EXERCISE DETAILS: Set down all of the data that follows word for word, without the images.

SUPPLIED MATERIAL:
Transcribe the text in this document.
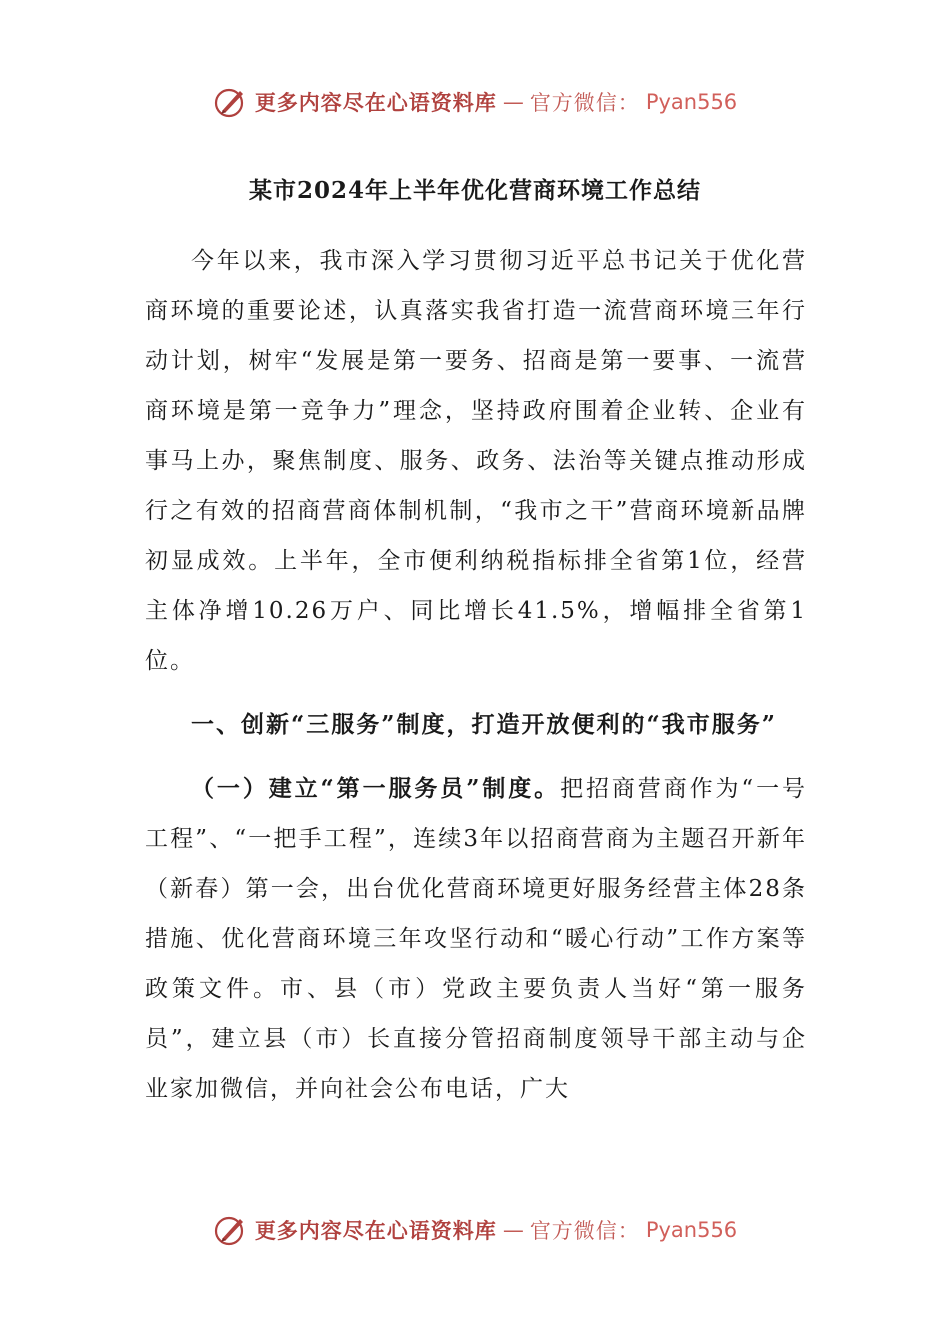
更多内容尽在心语资料库 — 官方微信： Pyan556
某市2024年上半年优化营商环境工作总结

今年以来，我市深入学习贯彻习近平总书记关于优化营商环境的重要论述，认真落实我省打造一流营商环境三年行动计划，树牢“发展是第一要务、招商是第一要事、一流营商环境是第一竞争力”理念，坚持政府围着企业转、企业有事马上办，聚焦制度、服务、政务、法治等关键点推动形成行之有效的招商营商体制机制，“我市之干”营商环境新品牌初显成效。上半年，全市便利纳税指标排全省第1位，经营主体净增10.26万户、同比增长41.5%，增幅排全省第1位。

一、创新“三服务”制度，打造开放便利的“我市服务”

（一）建立“第一服务员”制度。把招商营商作为“一号工程”、“一把手工程”，连续3年以招商营商为主题召开新年（新春）第一会，出台优化营商环境更好服务经营主体28条措施、优化营商环境三年攻坚行动和“暖心行动”工作方案等政策文件。市、县（市）党政主要负责人当好“第一服务员”，建立县（市）长直接分管招商制度领导干部主动与企业家加微信，并向社会公布电话，广大

更多内容尽在心语资料库 — 官方微信： Pyan556
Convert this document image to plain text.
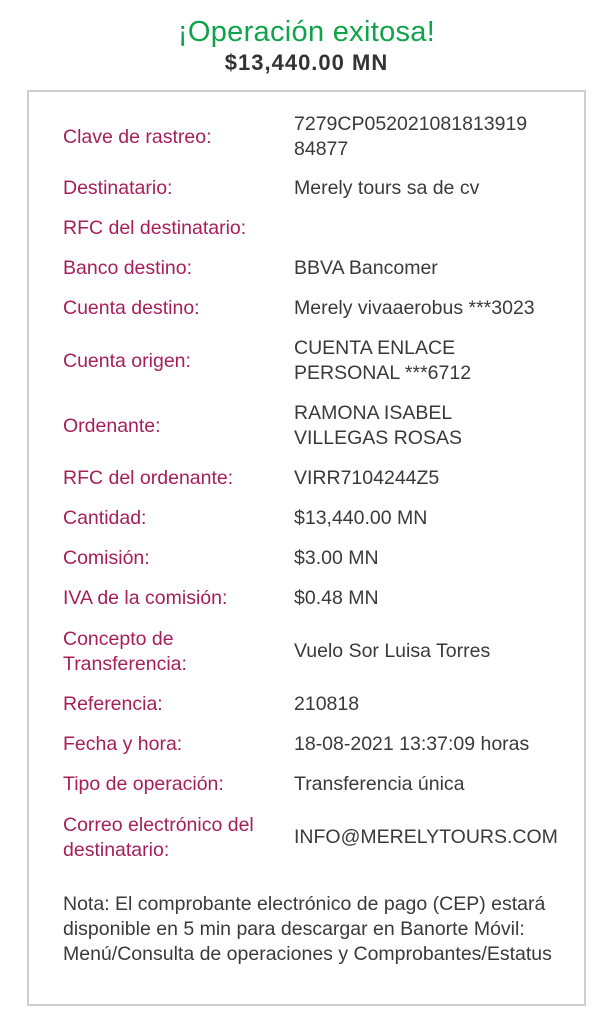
¡Operación exitosa!
$13,440.00 MN
Clave de rastreo:
7279CP052021081813919
84877
Destinatario:	Merely tours sa de cv
RFC del destinatario:
Banco destino:	BBVA Bancomer
Cuenta destino:	Merely vivaaerobus ***3023
Cuenta origen:
CUENTA ENLACE
PERSONAL ***6712
Ordenante:
RAMONA ISABEL
VILLEGAS ROSAS
RFC del ordenante:	VIRR7104244Z5
Cantidad:	$13,440.00 MN
Comisión:	$3.00 MN
IVA de la comisión:	$0.48 MN
Concepto de Transferencia:
Vuelo Sor Luisa Torres
Referencia:	210818
Fecha y hora:	18-08-2021 13:37:09 horas
Tipo de operación:	Transferencia única
Correo electrónico del destinatario:
INFO@MERELYTOURS.COM
Nota: El comprobante electrónico de pago (CEP) estará disponible en 5 min para descargar en Banorte Móvil: Menú/Consulta de operaciones y Comprobantes/Estatus
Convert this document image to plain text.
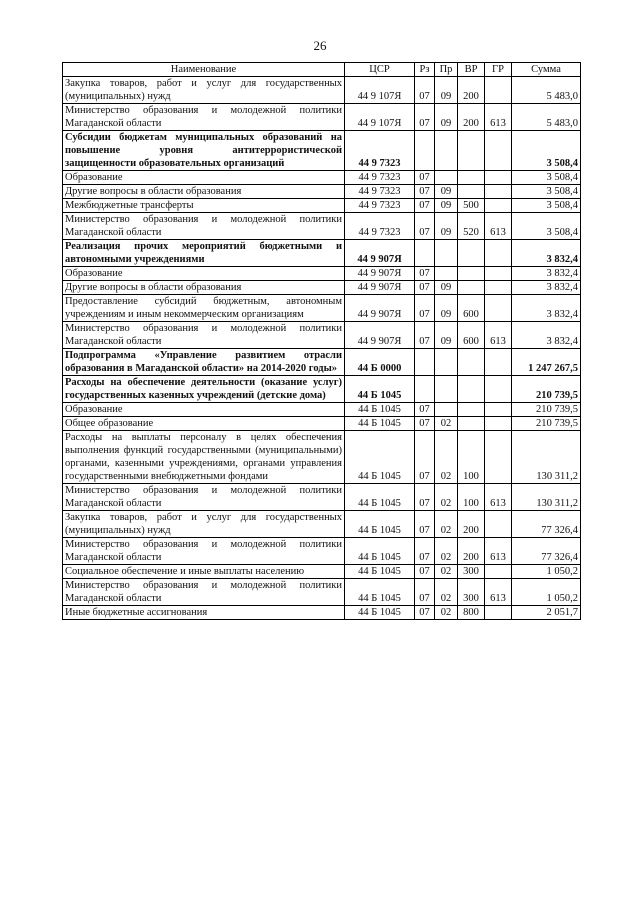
26
Наименование	ЦСР	Рз	Пр	ВР	ГР	Сумма
Закупка товаров, работ и услуг для государственных (муниципальных) нужд	44 9 107Я	07	09	200		5 483,0
Министерство образования и молодежной политики Магаданской области	44 9 107Я	07	09	200	613	5 483,0
Субсидии бюджетам муниципальных образований на повышение уровня антитеррористической защищенности образовательных организаций	44 9 7323					3 508,4
Образование	44 9 7323	07				3 508,4
Другие вопросы в области образования	44 9 7323	07	09			3 508,4
Межбюджетные трансферты	44 9 7323	07	09	500		3 508,4
Министерство образования и молодежной политики Магаданской области	44 9 7323	07	09	520	613	3 508,4
Реализация прочих мероприятий бюджетными и автономными учреждениями	44 9 907Я					3 832,4
Образование	44 9 907Я	07				3 832,4
Другие вопросы в области образования	44 9 907Я	07	09			3 832,4
Предоставление субсидий бюджетным, автономным учреждениям и иным некоммерческим организациям	44 9 907Я	07	09	600		3 832,4
Министерство образования и молодежной политики Магаданской области	44 9 907Я	07	09	600	613	3 832,4
Подпрограмма «Управление развитием отрасли образования в Магаданской области» на 2014-2020 годы»	44 Б 0000					1 247 267,5
Расходы на обеспечение деятельности (оказание услуг) государственных казенных учреждений (детские дома)	44 Б 1045					210 739,5
Образование	44 Б 1045	07				210 739,5
Общее образование	44 Б 1045	07	02			210 739,5
Расходы на выплаты персоналу в целях обеспечения выполнения функций государственными (муниципальными) органами, казенными учреждениями, органами управления государственными внебюджетными фондами	44 Б 1045	07	02	100		130 311,2
Министерство образования и молодежной политики Магаданской области	44 Б 1045	07	02	100	613	130 311,2
Закупка товаров, работ и услуг для государственных (муниципальных) нужд	44 Б 1045	07	02	200		77 326,4
Министерство образования и молодежной политики Магаданской области	44 Б 1045	07	02	200	613	77 326,4
Социальное обеспечение и иные выплаты населению	44 Б 1045	07	02	300		1 050,2
Министерство образования и молодежной политики Магаданской области	44 Б 1045	07	02	300	613	1 050,2
Иные бюджетные ассигнования	44 Б 1045	07	02	800		2 051,7
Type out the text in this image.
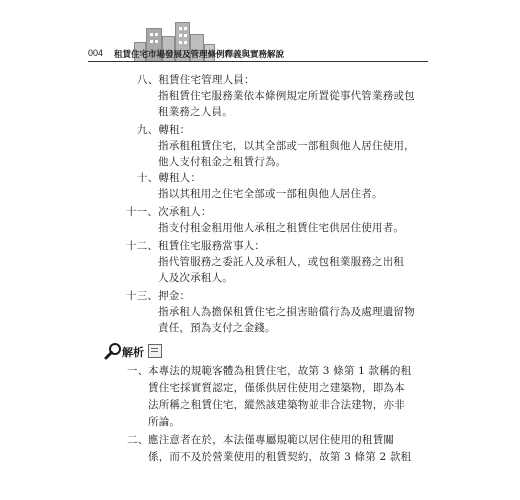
004 租賃住宅市場發展及管理條例釋義與實務解說
八、租賃住宅管理人員：
指租賃住宅服務業依本條例規定所置從事代管業務或包
租業務之人員。
九、轉租：
指承租租賃住宅，以其全部或一部租與他人居住使用，
他人支付租金之租賃行為。
十、轉租人：
指以其租用之住宅全部或一部租與他人居住者。
十一、次承租人：
指支付租金租用他人承租之租賃住宅供居住使用者。
十二、租賃住宅服務當事人：
指代管服務之委託人及承租人，或包租業服務之出租
人及次承租人。
十三、押金：
指承租人為擔保租賃住宅之損害賠償行為及處理遺留物
責任，預為支付之金錢。
解析
一、 本專法的規範客體為租賃住宅，故第 3 條第 1 款稱的租
賃住宅採實質認定，僅係供居住使用之建築物，即為本
法所稱之租賃住宅，縱然該建築物並非合法建物，亦非
所論。
二、 應注意者在於，本法僅專屬規範以居住使用的租賃關
係，而不及於營業使用的租賃契約，故第 3 條第 2 款租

ANSWER FOR THIS EXERCISE:
Transcribe the text in this document.
更多内容尽在心语资料库 — 官方微信： Pyan556
某市2024年上半年优化营商环境工作总结

今年以来，我市深入学习贯彻习近平总书记关于优化营商环境的重要论述，认真落实我省打造一流营商环境三年行动计划，树牢“发展是第一要务、招商是第一要事、一流营商环境是第一竞争力”理念，坚持政府围着企业转、企业有事马上办，聚焦制度、服务、政务、法治等关键点推动形成行之有效的招商营商体制机制，“我市之干”营商环境新品牌初显成效。上半年，全市便利纳税指标排全省第1位，经营主体净增10.26万户、同比增长41.5%，增幅排全省第1位。

一、创新“三服务”制度，打造开放便利的“我市服务”

（一）建立“第一服务员”制度。把招商营商作为“一号工程”、“一把手工程”，连续3年以招商营商为主题召开新年（新春）第一会，出台优化营商环境更好服务经营主体28条措施、优化营商环境三年攻坚行动和“暖心行动”工作方案等政策文件。市、县（市）党政主要负责人当好“第一服务员”，建立县（市）长直接分管招商制度领导干部主动与企业家加微信，并向社会公布电话，广大

更多内容尽在心语资料库 — 官方微信： Pyan556
Convert this document image to plain text.
¡Operación exitosa!
$13,440.00 MN
Clave de rastreo:
7279CP052021081813919
84877
Destinatario:	Merely tours sa de cv
RFC del destinatario:
Banco destino:	BBVA Bancomer
Cuenta destino:	Merely vivaaerobus ***3023
Cuenta origen:
CUENTA ENLACE
PERSONAL ***6712
Ordenante:
RAMONA ISABEL
VILLEGAS ROSAS
RFC del ordenante:	VIRR7104244Z5
Cantidad:	$13,440.00 MN
Comisión:	$3.00 MN
IVA de la comisión:	$0.48 MN
Concepto de Transferencia:
Vuelo Sor Luisa Torres
Referencia:	210818
Fecha y hora:	18-08-2021 13:37:09 horas
Tipo de operación:	Transferencia única
Correo electrónico del destinatario:
INFO@MERELYTOURS.COM
Nota: El comprobante electrónico de pago (CEP) estará disponible en 5 min para descargar en Banorte Móvil: Menú/Consulta de operaciones y Comprobantes/Estatus
Convert this document image to plain text.
26
Наименование	ЦСР	Рз	Пр	ВР	ГР	Сумма
Закупка товаров, работ и услуг для государственных (муниципальных) нужд	44 9 107Я	07	09	200		5 483,0
Министерство образования и молодежной политики Магаданской области	44 9 107Я	07	09	200	613	5 483,0
Субсидии бюджетам муниципальных образований на повышение уровня антитеррористической защищенности образовательных организаций	44 9 7323					3 508,4
Образование	44 9 7323	07				3 508,4
Другие вопросы в области образования	44 9 7323	07	09			3 508,4
Межбюджетные трансферты	44 9 7323	07	09	500		3 508,4
Министерство образования и молодежной политики Магаданской области	44 9 7323	07	09	520	613	3 508,4
Реализация прочих мероприятий бюджетными и автономными учреждениями	44 9 907Я					3 832,4
Образование	44 9 907Я	07				3 832,4
Другие вопросы в области образования	44 9 907Я	07	09			3 832,4
Предоставление субсидий бюджетным, автономным учреждениям и иным некоммерческим организациям	44 9 907Я	07	09	600		3 832,4
Министерство образования и молодежной политики Магаданской области	44 9 907Я	07	09	600	613	3 832,4
Подпрограмма «Управление развитием отрасли образования в Магаданской области» на 2014-2020 годы»	44 Б 0000					1 247 267,5
Расходы на обеспечение деятельности (оказание услуг) государственных казенных учреждений (детские дома)	44 Б 1045					210 739,5
Образование	44 Б 1045	07				210 739,5
Общее образование	44 Б 1045	07	02			210 739,5
Расходы на выплаты персоналу в целях обеспечения выполнения функций государственными (муниципальными) органами, казенными учреждениями, органами управления государственными внебюджетными фондами	44 Б 1045	07	02	100		130 311,2
Министерство образования и молодежной политики Магаданской области	44 Б 1045	07	02	100	613	130 311,2
Закупка товаров, работ и услуг для государственных (муниципальных) нужд	44 Б 1045	07	02	200		77 326,4
Министерство образования и молодежной политики Магаданской области	44 Б 1045	07	02	200	613	77 326,4
Социальное обеспечение и иные выплаты населению	44 Б 1045	07	02	300		1 050,2
Министерство образования и молодежной политики Магаданской области	44 Б 1045	07	02	300	613	1 050,2
Иные бюджетные ассигнования	44 Б 1045	07	02	800		2 051,7
Type out the text in this image.
004 租賃住宅市場發展及管理條例釋義與實務解說
八、租賃住宅管理人員：
指租賃住宅服務業依本條例規定所置從事代管業務或包
租業務之人員。
九、轉租：
指承租租賃住宅，以其全部或一部租與他人居住使用，
他人支付租金之租賃行為。
十、轉租人：
指以其租用之住宅全部或一部租與他人居住者。
十一、次承租人：
指支付租金租用他人承租之租賃住宅供居住使用者。
十二、租賃住宅服務當事人：
指代管服務之委託人及承租人，或包租業服務之出租
人及次承租人。
十三、押金：
指承租人為擔保租賃住宅之損害賠償行為及處理遺留物
責任，預為支付之金錢。
解析
一、 本專法的規範客體為租賃住宅，故第 3 條第 1 款稱的租
賃住宅採實質認定，僅係供居住使用之建築物，即為本
法所稱之租賃住宅，縱然該建築物並非合法建物，亦非
所論。
二、 應注意者在於，本法僅專屬規範以居住使用的租賃關
係，而不及於營業使用的租賃契約，故第 3 條第 2 款租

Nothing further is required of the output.